-- start of Exercise inputs --

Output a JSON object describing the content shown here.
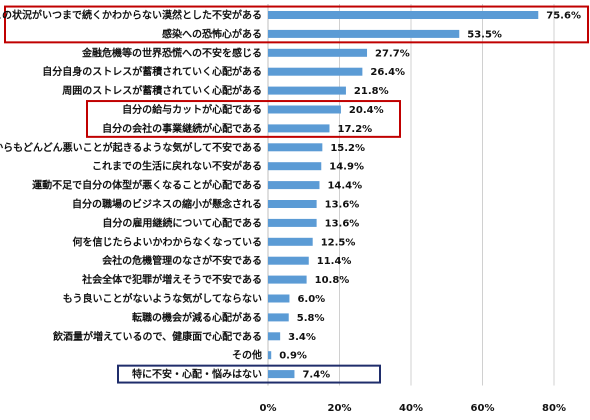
{
  "chart_data": {
    "type": "bar",
    "orientation": "horizontal",
    "categories": [
      "この状況がいつまで続くかわからない漠然とした不安がある",
      "感染への恐怖心がある",
      "金融危機等の世界恐慌への不安を感じる",
      "自分自身のストレスが蓄積されていく心配がある",
      "周囲のストレスが蓄積されていく心配がある",
      "自分の給与カットが心配である",
      "自分の会社の事業継続が心配である",
      "これからもどんどん悪いことが起きるような気がして不安である",
      "これまでの生活に戻れない不安がある",
      "運動不足で自分の体型が悪くなることが心配である",
      "自分の職場のビジネスの縮小が懸念される",
      "自分の雇用継続について心配である",
      "何を信じたらよいかわからなくなっている",
      "会社の危機管理のなさが不安である",
      "社会全体で犯罪が増えそうで不安である",
      "もう良いことがないような気がしてならない",
      "転職の機会が減る心配がある",
      "飲酒量が増えているので、健康面で心配である",
      "その他",
      "特に不安・心配・悩みはない"
    ],
    "values": [
      75.6,
      53.5,
      27.7,
      26.4,
      21.8,
      20.4,
      17.2,
      15.2,
      14.9,
      14.4,
      13.6,
      13.6,
      12.5,
      11.4,
      10.8,
      6.0,
      5.8,
      3.4,
      0.9,
      7.4
    ],
    "value_labels": [
      "75.6%",
      "53.5%",
      "27.7%",
      "26.4%",
      "21.8%",
      "20.4%",
      "17.2%",
      "15.2%",
      "14.9%",
      "14.4%",
      "13.6%",
      "13.6%",
      "12.5%",
      "11.4%",
      "10.8%",
      "6.0%",
      "5.8%",
      "3.4%",
      "0.9%",
      "7.4%"
    ],
    "xlim": [
      0,
      80
    ],
    "xticks": [
      0,
      20,
      40,
      60,
      80
    ],
    "xtick_labels": [
      "0%",
      "20%",
      "40%",
      "60%",
      "80%"
    ],
    "grid": true,
    "bar_color": "#5b9bd5",
    "highlight_boxes": [
      {
        "rows": [
          0,
          1
        ],
        "color": "#c00000"
      },
      {
        "rows": [
          5,
          6
        ],
        "color": "#c00000"
      },
      {
        "rows": [
          19
        ],
        "color": "#1f2d6b"
      }
    ]
  }
}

-- end of Exercise inputs --

→ **Set problem**: Go through the entries above and output them exactly, without pictures.

→ **Solution for this exercise**:
Output a JSON object describing the content shown here.
{
  "chart_data": {
    "type": "bar",
    "orientation": "horizontal",
    "categories": [
      "この状況がいつまで続くかわからない漠然とした不安がある",
      "感染への恐怖心がある",
      "金融危機等の世界恐慌への不安を感じる",
      "自分自身のストレスが蓄積されていく心配がある",
      "周囲のストレスが蓄積されていく心配がある",
      "自分の給与カットが心配である",
      "自分の会社の事業継続が心配である",
      "これからもどんどん悪いことが起きるような気がして不安である",
      "これまでの生活に戻れない不安がある",
      "運動不足で自分の体型が悪くなることが心配である",
      "自分の職場のビジネスの縮小が懸念される",
      "自分の雇用継続について心配である",
      "何を信じたらよいかわからなくなっている",
      "会社の危機管理のなさが不安である",
      "社会全体で犯罪が増えそうで不安である",
      "もう良いことがないような気がしてならない",
      "転職の機会が減る心配がある",
      "飲酒量が増えているので、健康面で心配である",
      "その他",
      "特に不安・心配・悩みはない"
    ],
    "values": [
      75.6,
      53.5,
      27.7,
      26.4,
      21.8,
      20.4,
      17.2,
      15.2,
      14.9,
      14.4,
      13.6,
      13.6,
      12.5,
      11.4,
      10.8,
      6.0,
      5.8,
      3.4,
      0.9,
      7.4
    ],
    "value_labels": [
      "75.6%",
      "53.5%",
      "27.7%",
      "26.4%",
      "21.8%",
      "20.4%",
      "17.2%",
      "15.2%",
      "14.9%",
      "14.4%",
      "13.6%",
      "13.6%",
      "12.5%",
      "11.4%",
      "10.8%",
      "6.0%",
      "5.8%",
      "3.4%",
      "0.9%",
      "7.4%"
    ],
    "xlim": [
      0,
      80
    ],
    "xticks": [
      0,
      20,
      40,
      60,
      80
    ],
    "xtick_labels": [
      "0%",
      "20%",
      "40%",
      "60%",
      "80%"
    ],
    "grid": true,
    "bar_color": "#5b9bd5",
    "highlight_boxes": [
      {
        "rows": [
          0,
          1
        ],
        "color": "#c00000"
      },
      {
        "rows": [
          5,
          6
        ],
        "color": "#c00000"
      },
      {
        "rows": [
          19
        ],
        "color": "#1f2d6b"
      }
    ]
  }
}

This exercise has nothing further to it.